▶ [Task requirements]
**1)** Print the portion of the disaggregator device passage that starts at the words "Illustrative Computing Device" and ends after the words "130 of FIG. 1.". Reproduce it without any change.
**2)** List every permanent mass storage device that the disaggregator device passage gives as an example for the mass memory of DAG device 200.

Illustrative Disaggregator Device Environment

[0034] FIG. 2 illustrates one embodiment of disaggregator (DAG) device. DAG device 200 may include many more or less components than those shown. The components shown, however, are sufficient to disclose an illustrative embodiment. DAG device 200 may represent, for example, DAG 114 or DAG 116 of FIG. 1. However, the invention is not so limited and an FPGA, ASIC, L2 switching hardware, NPU, or the like may be utilized to the functions of a DAG, such as DAG 114 or DAG 116 of FIG. 1.

[0035] DAG device 200 includes central processing unit 212, video display adapter 214, and a mass memory, all in communication with each other via bus 222. The mass memory generally includes Random Access Memory (RAM) 216, Read Only Memory (ROM) 232, and one or more permanent mass storage devices, such as hard disk drive 228, tape drive, Compact-Disc ROM (CD-ROM)/Digital Versatile Disc ROM (DVD-ROM) drive 226, and/or floppy disk drive. Hard disk drive 228 may be utilized to store, among other things, the state of connections routed by the DAG, health status of the chassis the DAG is housed in or associated with, and the like. The mass memory stores operating system 220 for controlling the operation of DAG device 200. Basic input/output system ("BIOS") 218 is also provided for controlling the low-level operation of DAG device 200. DAG device 200 also includes Disaggregation module 252.

[0036] As illustrated in FIG. 2, DAG device 200 also can communicate with the Internet, or some other communications network via network interface unit 210, which is constructed for use with various communication protocols including the TCP/IP protocol. Network interface unit 210 is sometimes known as a transceiver, transceiving device, or network interface card (NIC).

[0037] DAG device 200 may also include input/output interface 224 for communicating with external devices, such as a mouse, keyboard, scanner, or other input/output devices not shown in FIG. 2.

[0038] The mass memory as described above illustrates another type of computer-readable media, namely computer storage media. Computer storage media may include volatile, nonvolatile, removable, and non-removable media implemented in any method or technology for storage of information, such as computer readable instructions, data structures, program modules, or other data. Examples of computer storage media include RAM, ROM, Electrically Erasable Programmable Read-Only Memory (EEPROM), flash memory or other memory technology, CD-ROM, DVD or other optical storage, magnetic cassettes, magnetic tape, magnetic disk storage or other magnetic storage devices, or any other non-transitory medium which can be used to store the desired information and which can be accessed by a computing device.

[0039] The mass memory also stores program code and data. Disaggregation module 252 is loaded into mass memory and run on operating system 220. In one embodiment, disaggregation module 252 may receive a packet over a connection with a primary computing device, and forward the packet to a secondary computing device using a modified source port number and modified destination address that includes the failover chassis address. Further details of the disaggregation module 252 are as discussed below in conjunction with FIG. 4.

Illustrative Computing Device Environment

[0040] FIG. 3 illustrates one embodiment of a computing device. Computing device 300 may include many more components than those shown. The components shown, however, are sufficient to disclose an illustrative embodiment for practicing the embodiments. Computing device 300 may represent, for example, one of computing devices 118, 120, 122, 124, 126, 128, or 130 of FIG. 1.

▶ [Supplied data]
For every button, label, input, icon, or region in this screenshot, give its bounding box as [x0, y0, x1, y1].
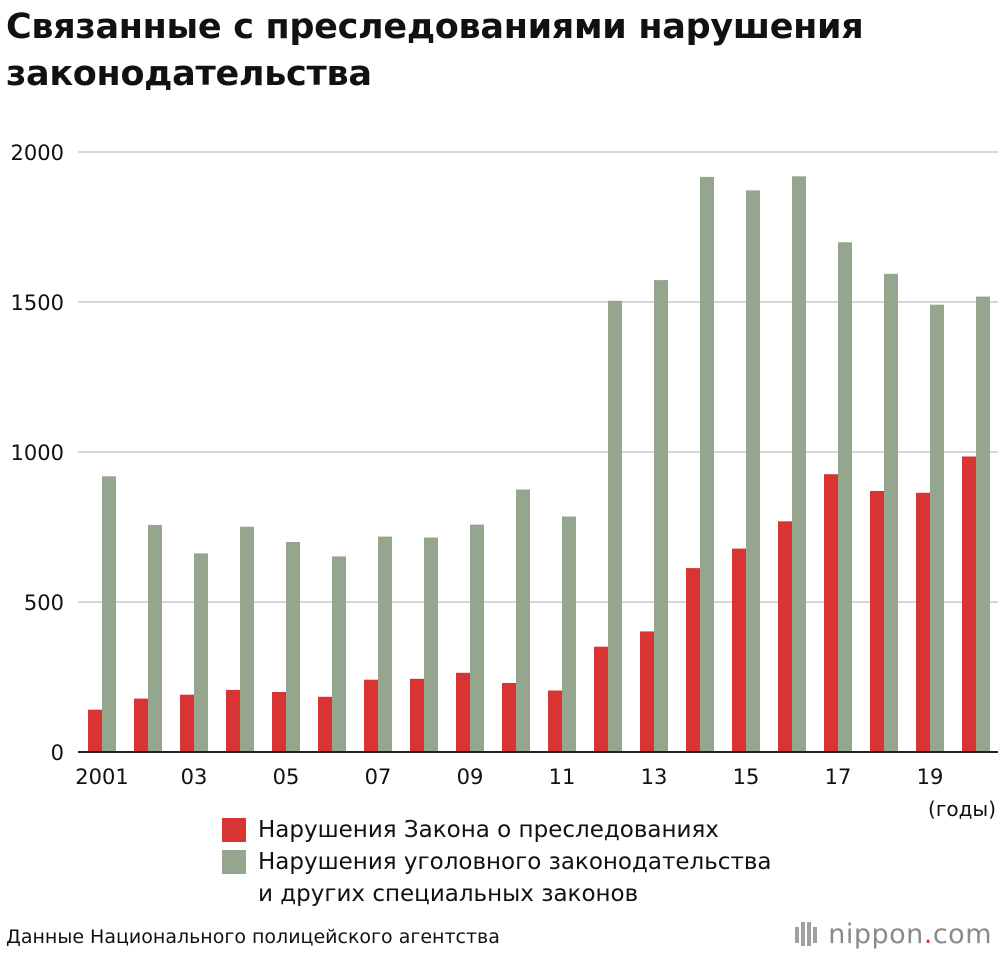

▶ [Results of the tasks]
**1)**
Illustrative Computing Device Environment

[0040] FIG. 3 illustrates one embodiment of a computing device. Computing device 300 may include many more components than those shown. The components shown, however, are sufficient to disclose an illustrative embodiment for practicing the embodiments. Computing device 300 may represent, for example, one of computing devices 118, 120, 122, 124, 126, 128, or 130 of FIG. 1.

**2)**
- Hard disk drive 228
- Tape drive
- Compact-Disc ROM (CD-ROM)/Digital Versatile Disc ROM (DVD-ROM) drive 226
- Floppy disk drive